■ **SET TASK**
Quote all of the data below exactly, please.
## start DATASET
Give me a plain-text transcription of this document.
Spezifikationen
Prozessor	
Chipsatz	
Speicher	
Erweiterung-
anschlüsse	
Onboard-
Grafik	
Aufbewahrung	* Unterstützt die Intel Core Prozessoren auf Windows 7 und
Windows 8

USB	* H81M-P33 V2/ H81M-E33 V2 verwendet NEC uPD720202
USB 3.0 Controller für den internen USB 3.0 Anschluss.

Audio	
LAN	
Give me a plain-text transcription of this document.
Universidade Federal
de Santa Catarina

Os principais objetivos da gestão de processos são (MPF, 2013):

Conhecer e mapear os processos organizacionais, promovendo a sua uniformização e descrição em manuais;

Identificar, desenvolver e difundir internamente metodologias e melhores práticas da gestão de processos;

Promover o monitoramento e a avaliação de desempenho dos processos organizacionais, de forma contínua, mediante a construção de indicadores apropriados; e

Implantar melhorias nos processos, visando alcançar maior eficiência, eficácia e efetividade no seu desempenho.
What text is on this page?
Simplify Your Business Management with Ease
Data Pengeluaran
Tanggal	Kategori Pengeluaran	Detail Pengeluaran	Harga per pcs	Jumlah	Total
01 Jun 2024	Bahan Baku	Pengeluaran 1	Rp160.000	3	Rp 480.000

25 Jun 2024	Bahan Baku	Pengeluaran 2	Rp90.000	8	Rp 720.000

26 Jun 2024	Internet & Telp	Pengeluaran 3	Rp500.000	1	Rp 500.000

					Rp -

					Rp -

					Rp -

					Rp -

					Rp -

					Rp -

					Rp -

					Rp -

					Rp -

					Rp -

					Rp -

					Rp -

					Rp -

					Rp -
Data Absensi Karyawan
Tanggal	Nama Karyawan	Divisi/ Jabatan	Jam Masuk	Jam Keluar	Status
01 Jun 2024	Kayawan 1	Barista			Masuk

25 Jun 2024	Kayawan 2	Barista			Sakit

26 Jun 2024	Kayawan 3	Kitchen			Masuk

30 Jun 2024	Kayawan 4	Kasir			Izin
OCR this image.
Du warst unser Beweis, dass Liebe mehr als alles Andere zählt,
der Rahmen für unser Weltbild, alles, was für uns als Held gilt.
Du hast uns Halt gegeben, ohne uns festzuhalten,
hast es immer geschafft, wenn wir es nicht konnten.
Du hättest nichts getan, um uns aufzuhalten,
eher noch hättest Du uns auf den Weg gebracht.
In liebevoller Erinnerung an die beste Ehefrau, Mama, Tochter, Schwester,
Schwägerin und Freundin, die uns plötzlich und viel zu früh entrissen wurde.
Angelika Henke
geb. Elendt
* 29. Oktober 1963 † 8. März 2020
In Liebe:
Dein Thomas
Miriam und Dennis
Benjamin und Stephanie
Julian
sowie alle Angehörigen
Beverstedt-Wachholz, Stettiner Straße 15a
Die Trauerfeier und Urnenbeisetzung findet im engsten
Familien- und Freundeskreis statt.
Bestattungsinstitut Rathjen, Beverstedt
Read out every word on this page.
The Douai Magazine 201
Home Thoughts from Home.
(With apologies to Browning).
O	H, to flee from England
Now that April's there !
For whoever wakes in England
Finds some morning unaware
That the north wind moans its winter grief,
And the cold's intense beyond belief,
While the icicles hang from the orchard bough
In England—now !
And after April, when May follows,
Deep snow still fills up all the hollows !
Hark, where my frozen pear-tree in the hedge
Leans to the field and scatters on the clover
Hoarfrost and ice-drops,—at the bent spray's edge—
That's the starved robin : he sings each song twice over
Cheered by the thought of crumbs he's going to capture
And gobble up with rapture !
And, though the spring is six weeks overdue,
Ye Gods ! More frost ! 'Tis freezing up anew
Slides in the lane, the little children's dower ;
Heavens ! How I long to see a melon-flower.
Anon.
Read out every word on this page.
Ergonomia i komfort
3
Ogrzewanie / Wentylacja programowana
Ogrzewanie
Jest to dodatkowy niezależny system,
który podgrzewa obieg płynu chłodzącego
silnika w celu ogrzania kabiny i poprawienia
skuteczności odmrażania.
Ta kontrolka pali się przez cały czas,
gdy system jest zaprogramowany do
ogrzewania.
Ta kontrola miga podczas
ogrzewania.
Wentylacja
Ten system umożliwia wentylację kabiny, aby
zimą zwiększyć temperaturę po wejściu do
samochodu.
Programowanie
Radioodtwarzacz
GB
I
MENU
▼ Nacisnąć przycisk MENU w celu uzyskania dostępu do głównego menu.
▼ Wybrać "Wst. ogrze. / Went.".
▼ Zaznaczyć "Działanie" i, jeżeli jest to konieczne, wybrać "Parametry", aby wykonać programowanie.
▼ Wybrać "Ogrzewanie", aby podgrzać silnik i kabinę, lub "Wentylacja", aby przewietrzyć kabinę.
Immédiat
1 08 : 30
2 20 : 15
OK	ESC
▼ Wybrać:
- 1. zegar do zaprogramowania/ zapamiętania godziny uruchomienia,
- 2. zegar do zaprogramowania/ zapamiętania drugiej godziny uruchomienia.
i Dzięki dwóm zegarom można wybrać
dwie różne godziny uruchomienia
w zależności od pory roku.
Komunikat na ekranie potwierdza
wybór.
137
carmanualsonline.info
## end DATASET
■ **SOLUTION FOR THIS EXERCISE**
Give me a plain-text transcription of this document.
Spezifikationen
Prozessor	
Chipsatz	
Speicher	
Erweiterung-
anschlüsse	
Onboard-
Grafik	
Aufbewahrung	* Unterstützt die Intel Core Prozessoren auf Windows 7 und
Windows 8

USB	* H81M-P33 V2/ H81M-E33 V2 verwendet NEC uPD720202
USB 3.0 Controller für den internen USB 3.0 Anschluss.

Audio	
LAN	
Give me a plain-text transcription of this document.
Universidade Federal
de Santa Catarina

Os principais objetivos da gestão de processos são (MPF, 2013):

Conhecer e mapear os processos organizacionais, promovendo a sua uniformização e descrição em manuais;

Identificar, desenvolver e difundir internamente metodologias e melhores práticas da gestão de processos;

Promover o monitoramento e a avaliação de desempenho dos processos organizacionais, de forma contínua, mediante a construção de indicadores apropriados; e

Implantar melhorias nos processos, visando alcançar maior eficiência, eficácia e efetividade no seu desempenho.
What text is on this page?
Simplify Your Business Management with Ease
Data Pengeluaran
Tanggal	Kategori Pengeluaran	Detail Pengeluaran	Harga per pcs	Jumlah	Total
01 Jun 2024	Bahan Baku	Pengeluaran 1	Rp160.000	3	Rp 480.000

25 Jun 2024	Bahan Baku	Pengeluaran 2	Rp90.000	8	Rp 720.000

26 Jun 2024	Internet & Telp	Pengeluaran 3	Rp500.000	1	Rp 500.000

					Rp -

					Rp -

					Rp -

					Rp -

					Rp -

					Rp -

					Rp -

					Rp -

					Rp -

					Rp -

					Rp -

					Rp -

					Rp -

					Rp -
Data Absensi Karyawan
Tanggal	Nama Karyawan	Divisi/ Jabatan	Jam Masuk	Jam Keluar	Status
01 Jun 2024	Kayawan 1	Barista			Masuk

25 Jun 2024	Kayawan 2	Barista			Sakit

26 Jun 2024	Kayawan 3	Kitchen			Masuk

30 Jun 2024	Kayawan 4	Kasir			Izin
OCR this image.
Du warst unser Beweis, dass Liebe mehr als alles Andere zählt,
der Rahmen für unser Weltbild, alles, was für uns als Held gilt.
Du hast uns Halt gegeben, ohne uns festzuhalten,
hast es immer geschafft, wenn wir es nicht konnten.
Du hättest nichts getan, um uns aufzuhalten,
eher noch hättest Du uns auf den Weg gebracht.
In liebevoller Erinnerung an die beste Ehefrau, Mama, Tochter, Schwester,
Schwägerin und Freundin, die uns plötzlich und viel zu früh entrissen wurde.
Angelika Henke
geb. Elendt
* 29. Oktober 1963 † 8. März 2020
In Liebe:
Dein Thomas
Miriam und Dennis
Benjamin und Stephanie
Julian
sowie alle Angehörigen
Beverstedt-Wachholz, Stettiner Straße 15a
Die Trauerfeier und Urnenbeisetzung findet im engsten
Familien- und Freundeskreis statt.
Bestattungsinstitut Rathjen, Beverstedt
Read out every word on this page.
The Douai Magazine 201
Home Thoughts from Home.
(With apologies to Browning).
O	H, to flee from England
Now that April's there !
For whoever wakes in England
Finds some morning unaware
That the north wind moans its winter grief,
And the cold's intense beyond belief,
While the icicles hang from the orchard bough
In England—now !
And after April, when May follows,
Deep snow still fills up all the hollows !
Hark, where my frozen pear-tree in the hedge
Leans to the field and scatters on the clover
Hoarfrost and ice-drops,—at the bent spray's edge—
That's the starved robin : he sings each song twice over
Cheered by the thought of crumbs he's going to capture
And gobble up with rapture !
And, though the spring is six weeks overdue,
Ye Gods ! More frost ! 'Tis freezing up anew
Slides in the lane, the little children's dower ;
Heavens ! How I long to see a melon-flower.
Anon.
Read out every word on this page.
Ergonomia i komfort
3
Ogrzewanie / Wentylacja programowana
Ogrzewanie
Jest to dodatkowy niezależny system,
który podgrzewa obieg płynu chłodzącego
silnika w celu ogrzania kabiny i poprawienia
skuteczności odmrażania.
Ta kontrolka pali się przez cały czas,
gdy system jest zaprogramowany do
ogrzewania.
Ta kontrola miga podczas
ogrzewania.
Wentylacja
Ten system umożliwia wentylację kabiny, aby
zimą zwiększyć temperaturę po wejściu do
samochodu.
Programowanie
Radioodtwarzacz
GB
I
MENU
▼ Nacisnąć przycisk MENU w celu uzyskania dostępu do głównego menu.
▼ Wybrać "Wst. ogrze. / Went.".
▼ Zaznaczyć "Działanie" i, jeżeli jest to konieczne, wybrać "Parametry", aby wykonać programowanie.
▼ Wybrać "Ogrzewanie", aby podgrzać silnik i kabinę, lub "Wentylacja", aby przewietrzyć kabinę.
Immédiat
1 08 : 30
2 20 : 15
OK	ESC
▼ Wybrać:
- 1. zegar do zaprogramowania/ zapamiętania godziny uruchomienia,
- 2. zegar do zaprogramowania/ zapamiętania drugiej godziny uruchomienia.
i Dzięki dwóm zegarom można wybrać
dwie różne godziny uruchomienia
w zależności od pory roku.
Komunikat na ekranie potwierdza
wybór.
137
carmanualsonline.info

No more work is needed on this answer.